(Collected data)

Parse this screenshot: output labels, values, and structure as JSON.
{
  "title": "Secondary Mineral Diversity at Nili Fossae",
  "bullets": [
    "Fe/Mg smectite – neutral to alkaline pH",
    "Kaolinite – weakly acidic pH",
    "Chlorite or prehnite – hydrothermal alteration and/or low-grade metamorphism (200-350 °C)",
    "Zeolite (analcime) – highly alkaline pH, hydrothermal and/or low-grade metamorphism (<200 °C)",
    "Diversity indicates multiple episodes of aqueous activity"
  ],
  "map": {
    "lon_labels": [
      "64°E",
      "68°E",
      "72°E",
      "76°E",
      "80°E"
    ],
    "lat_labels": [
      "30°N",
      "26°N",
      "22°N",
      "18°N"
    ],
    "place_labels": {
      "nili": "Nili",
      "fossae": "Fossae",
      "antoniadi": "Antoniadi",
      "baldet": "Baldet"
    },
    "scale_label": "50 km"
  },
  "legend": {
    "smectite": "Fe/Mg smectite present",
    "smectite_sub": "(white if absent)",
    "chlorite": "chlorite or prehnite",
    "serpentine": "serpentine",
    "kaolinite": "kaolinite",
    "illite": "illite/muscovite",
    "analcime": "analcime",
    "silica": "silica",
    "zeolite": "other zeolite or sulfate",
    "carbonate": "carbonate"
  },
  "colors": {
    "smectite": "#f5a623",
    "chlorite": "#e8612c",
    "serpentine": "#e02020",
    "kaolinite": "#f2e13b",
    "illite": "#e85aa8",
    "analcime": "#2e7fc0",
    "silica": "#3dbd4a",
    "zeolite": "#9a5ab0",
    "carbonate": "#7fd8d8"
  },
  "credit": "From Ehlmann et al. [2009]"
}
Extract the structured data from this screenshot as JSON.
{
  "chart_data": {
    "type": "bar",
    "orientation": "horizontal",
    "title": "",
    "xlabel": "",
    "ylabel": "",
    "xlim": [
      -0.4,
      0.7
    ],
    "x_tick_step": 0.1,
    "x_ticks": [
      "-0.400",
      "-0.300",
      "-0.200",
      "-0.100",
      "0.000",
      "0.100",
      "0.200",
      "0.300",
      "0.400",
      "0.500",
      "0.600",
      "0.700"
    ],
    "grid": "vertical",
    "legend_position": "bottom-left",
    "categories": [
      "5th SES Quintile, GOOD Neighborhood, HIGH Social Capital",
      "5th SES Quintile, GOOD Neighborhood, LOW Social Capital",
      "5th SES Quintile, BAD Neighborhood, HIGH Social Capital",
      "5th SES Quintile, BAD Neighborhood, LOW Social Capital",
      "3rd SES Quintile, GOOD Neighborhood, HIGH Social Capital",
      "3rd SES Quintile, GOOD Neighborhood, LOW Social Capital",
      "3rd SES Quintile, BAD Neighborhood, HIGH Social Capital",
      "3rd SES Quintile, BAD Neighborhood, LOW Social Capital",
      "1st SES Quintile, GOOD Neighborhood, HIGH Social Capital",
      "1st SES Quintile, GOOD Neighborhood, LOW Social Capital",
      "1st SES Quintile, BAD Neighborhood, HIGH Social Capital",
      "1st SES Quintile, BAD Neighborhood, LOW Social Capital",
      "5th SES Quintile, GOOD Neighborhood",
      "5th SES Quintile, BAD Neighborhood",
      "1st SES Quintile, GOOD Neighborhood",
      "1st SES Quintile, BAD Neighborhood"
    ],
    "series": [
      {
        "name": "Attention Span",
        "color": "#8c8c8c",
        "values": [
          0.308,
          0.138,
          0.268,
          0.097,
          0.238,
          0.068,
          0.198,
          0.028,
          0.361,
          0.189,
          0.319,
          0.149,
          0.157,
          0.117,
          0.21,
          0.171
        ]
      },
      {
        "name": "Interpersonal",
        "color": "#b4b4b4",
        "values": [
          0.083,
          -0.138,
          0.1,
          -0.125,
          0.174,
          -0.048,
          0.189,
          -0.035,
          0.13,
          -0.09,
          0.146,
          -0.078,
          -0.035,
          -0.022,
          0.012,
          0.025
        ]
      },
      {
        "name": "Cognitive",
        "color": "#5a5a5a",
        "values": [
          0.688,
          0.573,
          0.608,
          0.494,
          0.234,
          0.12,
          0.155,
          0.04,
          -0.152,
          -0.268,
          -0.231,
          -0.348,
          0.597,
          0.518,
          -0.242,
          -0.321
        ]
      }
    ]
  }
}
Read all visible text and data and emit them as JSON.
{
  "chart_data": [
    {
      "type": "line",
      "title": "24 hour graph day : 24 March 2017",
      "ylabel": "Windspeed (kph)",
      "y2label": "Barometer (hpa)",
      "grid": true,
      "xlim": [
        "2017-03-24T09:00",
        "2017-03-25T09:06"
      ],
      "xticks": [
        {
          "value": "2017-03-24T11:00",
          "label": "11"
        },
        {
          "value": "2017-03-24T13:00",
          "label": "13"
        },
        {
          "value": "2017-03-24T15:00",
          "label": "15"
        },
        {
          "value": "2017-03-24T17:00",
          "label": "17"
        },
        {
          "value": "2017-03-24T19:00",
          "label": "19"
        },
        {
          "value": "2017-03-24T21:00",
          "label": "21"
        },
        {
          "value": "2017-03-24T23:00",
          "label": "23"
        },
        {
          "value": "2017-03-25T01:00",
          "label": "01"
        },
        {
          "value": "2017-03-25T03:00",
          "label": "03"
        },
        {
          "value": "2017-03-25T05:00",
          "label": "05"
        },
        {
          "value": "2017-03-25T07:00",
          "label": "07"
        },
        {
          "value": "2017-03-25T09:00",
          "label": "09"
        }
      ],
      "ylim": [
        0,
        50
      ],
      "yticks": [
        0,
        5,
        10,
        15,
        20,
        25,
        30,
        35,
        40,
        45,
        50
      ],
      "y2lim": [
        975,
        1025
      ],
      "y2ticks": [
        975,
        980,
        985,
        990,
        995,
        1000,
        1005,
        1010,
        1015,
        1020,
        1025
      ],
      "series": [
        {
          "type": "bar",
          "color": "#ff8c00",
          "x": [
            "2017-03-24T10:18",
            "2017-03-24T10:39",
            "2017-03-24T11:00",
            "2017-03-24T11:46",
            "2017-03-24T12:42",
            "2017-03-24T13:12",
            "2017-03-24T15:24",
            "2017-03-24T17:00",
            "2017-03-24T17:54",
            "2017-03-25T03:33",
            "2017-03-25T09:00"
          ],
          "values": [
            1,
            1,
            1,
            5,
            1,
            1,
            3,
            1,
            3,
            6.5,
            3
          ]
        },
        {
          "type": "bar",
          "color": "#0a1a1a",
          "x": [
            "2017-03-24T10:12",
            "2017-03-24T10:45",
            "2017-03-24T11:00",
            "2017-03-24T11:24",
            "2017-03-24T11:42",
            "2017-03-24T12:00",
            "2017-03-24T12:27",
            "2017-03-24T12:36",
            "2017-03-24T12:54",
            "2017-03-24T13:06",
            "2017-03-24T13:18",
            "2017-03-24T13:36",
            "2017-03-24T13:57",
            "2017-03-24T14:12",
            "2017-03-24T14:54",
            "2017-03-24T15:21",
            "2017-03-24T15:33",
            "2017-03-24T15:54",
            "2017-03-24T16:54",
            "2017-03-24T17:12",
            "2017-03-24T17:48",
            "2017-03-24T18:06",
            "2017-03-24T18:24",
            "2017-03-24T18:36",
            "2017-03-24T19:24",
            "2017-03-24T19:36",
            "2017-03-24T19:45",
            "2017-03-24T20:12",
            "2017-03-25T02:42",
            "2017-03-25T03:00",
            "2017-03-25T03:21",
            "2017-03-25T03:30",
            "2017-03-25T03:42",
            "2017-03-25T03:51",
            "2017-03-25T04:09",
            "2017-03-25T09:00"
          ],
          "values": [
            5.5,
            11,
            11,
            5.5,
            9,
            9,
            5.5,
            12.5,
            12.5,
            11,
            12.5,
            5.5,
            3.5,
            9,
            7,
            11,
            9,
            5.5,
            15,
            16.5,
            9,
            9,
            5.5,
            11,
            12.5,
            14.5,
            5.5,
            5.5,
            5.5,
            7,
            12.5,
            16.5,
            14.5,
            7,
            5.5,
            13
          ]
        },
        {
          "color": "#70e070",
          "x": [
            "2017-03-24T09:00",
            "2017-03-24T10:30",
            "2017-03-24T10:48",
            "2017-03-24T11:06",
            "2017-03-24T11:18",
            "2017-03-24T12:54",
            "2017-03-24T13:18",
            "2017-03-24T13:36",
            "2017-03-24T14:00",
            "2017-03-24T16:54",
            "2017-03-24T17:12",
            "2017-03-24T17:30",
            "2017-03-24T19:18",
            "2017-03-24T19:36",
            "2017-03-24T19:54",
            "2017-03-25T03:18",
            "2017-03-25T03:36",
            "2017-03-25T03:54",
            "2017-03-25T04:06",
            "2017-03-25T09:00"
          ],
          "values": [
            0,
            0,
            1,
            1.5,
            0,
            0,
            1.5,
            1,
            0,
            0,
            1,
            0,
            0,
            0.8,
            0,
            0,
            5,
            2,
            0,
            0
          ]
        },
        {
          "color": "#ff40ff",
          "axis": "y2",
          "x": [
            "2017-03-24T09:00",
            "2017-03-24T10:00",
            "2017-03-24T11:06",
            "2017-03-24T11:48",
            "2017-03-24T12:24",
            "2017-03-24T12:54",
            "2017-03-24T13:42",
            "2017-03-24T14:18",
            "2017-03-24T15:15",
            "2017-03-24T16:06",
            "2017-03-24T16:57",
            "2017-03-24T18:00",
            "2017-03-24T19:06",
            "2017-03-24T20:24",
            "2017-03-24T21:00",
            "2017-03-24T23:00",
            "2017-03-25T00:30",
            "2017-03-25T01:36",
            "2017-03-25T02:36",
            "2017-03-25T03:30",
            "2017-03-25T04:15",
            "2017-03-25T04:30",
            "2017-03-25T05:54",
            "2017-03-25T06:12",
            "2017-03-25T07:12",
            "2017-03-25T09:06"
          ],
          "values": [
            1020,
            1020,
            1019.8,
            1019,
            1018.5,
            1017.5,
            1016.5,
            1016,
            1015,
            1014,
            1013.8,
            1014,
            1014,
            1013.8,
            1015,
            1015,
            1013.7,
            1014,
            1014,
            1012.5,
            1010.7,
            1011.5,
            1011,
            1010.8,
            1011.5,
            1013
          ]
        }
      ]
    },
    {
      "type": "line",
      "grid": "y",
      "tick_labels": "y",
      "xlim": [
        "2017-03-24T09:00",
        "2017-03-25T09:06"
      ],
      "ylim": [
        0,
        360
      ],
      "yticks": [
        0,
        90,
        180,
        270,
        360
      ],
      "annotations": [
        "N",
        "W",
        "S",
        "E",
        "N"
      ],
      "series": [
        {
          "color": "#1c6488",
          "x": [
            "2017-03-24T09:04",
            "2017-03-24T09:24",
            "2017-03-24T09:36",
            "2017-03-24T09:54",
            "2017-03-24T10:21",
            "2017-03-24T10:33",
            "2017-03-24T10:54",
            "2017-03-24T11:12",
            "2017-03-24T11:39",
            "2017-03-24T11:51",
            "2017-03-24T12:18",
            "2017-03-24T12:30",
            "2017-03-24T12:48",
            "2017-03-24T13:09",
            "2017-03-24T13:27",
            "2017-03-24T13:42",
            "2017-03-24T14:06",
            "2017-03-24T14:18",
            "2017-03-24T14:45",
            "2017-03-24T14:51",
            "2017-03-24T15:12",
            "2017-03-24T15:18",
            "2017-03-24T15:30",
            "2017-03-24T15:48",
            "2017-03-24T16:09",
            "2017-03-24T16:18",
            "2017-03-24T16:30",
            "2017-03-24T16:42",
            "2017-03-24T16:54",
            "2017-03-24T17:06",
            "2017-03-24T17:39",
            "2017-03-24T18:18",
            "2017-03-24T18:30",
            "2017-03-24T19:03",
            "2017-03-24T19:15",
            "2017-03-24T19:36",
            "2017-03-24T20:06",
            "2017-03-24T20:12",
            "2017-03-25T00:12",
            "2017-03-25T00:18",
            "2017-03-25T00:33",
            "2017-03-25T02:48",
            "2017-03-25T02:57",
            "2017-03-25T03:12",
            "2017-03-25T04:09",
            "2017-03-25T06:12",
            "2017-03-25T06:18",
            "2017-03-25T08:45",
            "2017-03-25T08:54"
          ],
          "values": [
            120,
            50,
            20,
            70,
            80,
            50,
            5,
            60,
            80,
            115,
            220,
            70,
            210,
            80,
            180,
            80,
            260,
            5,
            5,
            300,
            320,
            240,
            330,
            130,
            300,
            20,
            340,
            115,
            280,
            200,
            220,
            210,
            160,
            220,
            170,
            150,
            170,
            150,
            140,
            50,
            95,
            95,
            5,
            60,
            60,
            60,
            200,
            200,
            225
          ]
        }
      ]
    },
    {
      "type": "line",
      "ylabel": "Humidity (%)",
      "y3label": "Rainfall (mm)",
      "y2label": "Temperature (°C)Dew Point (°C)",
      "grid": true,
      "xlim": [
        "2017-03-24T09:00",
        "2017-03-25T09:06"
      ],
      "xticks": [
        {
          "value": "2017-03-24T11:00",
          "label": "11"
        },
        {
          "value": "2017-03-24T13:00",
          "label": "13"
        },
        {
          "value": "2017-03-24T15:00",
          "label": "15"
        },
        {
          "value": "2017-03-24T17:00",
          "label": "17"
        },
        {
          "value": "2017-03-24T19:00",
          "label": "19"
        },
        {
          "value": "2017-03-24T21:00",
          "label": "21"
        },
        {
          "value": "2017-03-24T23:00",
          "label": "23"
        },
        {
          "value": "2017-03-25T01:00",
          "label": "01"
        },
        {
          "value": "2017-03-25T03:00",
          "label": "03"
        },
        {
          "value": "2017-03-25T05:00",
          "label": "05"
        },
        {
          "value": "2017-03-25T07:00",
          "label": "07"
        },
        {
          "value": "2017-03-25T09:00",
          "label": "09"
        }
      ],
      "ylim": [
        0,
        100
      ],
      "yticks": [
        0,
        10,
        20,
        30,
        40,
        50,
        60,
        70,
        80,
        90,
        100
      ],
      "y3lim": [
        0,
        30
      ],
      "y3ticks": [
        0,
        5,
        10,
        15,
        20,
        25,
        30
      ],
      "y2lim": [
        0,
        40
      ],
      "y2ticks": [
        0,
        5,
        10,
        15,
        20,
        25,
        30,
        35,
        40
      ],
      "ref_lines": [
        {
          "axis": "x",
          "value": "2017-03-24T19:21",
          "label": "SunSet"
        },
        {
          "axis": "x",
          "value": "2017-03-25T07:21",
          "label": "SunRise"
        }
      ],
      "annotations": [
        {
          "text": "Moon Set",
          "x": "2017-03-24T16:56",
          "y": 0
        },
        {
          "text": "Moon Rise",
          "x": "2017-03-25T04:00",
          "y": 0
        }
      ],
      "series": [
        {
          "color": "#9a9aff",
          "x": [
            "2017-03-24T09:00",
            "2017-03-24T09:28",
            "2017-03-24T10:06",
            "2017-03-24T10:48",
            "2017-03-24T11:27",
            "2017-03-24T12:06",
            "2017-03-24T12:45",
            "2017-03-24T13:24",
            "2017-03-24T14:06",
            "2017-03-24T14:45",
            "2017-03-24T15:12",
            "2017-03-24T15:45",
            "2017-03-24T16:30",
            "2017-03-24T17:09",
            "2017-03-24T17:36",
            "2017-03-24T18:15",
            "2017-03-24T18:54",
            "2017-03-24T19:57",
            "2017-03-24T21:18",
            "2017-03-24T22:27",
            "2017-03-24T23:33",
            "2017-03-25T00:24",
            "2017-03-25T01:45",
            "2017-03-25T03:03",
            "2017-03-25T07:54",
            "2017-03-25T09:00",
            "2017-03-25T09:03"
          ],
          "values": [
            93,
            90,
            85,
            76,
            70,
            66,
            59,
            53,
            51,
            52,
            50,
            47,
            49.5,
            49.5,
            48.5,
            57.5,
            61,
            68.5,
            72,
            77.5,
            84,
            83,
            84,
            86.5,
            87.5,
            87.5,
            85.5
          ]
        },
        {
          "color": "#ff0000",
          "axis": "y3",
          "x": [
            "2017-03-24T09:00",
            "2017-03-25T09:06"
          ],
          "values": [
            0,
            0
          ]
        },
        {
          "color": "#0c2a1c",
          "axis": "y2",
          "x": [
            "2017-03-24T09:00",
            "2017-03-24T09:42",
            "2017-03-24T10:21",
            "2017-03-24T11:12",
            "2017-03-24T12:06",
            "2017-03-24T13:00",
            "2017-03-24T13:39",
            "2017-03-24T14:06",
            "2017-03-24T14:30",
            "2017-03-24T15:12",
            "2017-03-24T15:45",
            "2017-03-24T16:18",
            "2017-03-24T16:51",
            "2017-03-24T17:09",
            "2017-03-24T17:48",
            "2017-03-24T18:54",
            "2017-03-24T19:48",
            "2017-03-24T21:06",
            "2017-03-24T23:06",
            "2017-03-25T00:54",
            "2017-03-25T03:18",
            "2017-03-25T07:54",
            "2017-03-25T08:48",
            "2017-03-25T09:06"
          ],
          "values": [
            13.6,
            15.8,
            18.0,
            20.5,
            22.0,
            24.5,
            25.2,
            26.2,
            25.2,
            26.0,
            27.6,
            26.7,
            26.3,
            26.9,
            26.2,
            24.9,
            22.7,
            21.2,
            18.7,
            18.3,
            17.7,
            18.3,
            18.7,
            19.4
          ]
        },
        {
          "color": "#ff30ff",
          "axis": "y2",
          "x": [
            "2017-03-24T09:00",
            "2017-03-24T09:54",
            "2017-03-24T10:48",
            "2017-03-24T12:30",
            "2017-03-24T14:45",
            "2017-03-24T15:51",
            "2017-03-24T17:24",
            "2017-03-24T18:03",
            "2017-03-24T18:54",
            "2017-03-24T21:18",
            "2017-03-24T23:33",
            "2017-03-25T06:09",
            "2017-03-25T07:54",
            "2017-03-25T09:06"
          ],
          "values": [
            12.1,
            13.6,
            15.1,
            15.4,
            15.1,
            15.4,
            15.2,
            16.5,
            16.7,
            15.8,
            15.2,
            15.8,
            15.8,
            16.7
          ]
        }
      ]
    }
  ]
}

PROBLEM STATEMENT :: Examine the entries and report how many of their lines contain the string "ylabel", giving no more than the number.

EXERCISE OUTPUT :: 3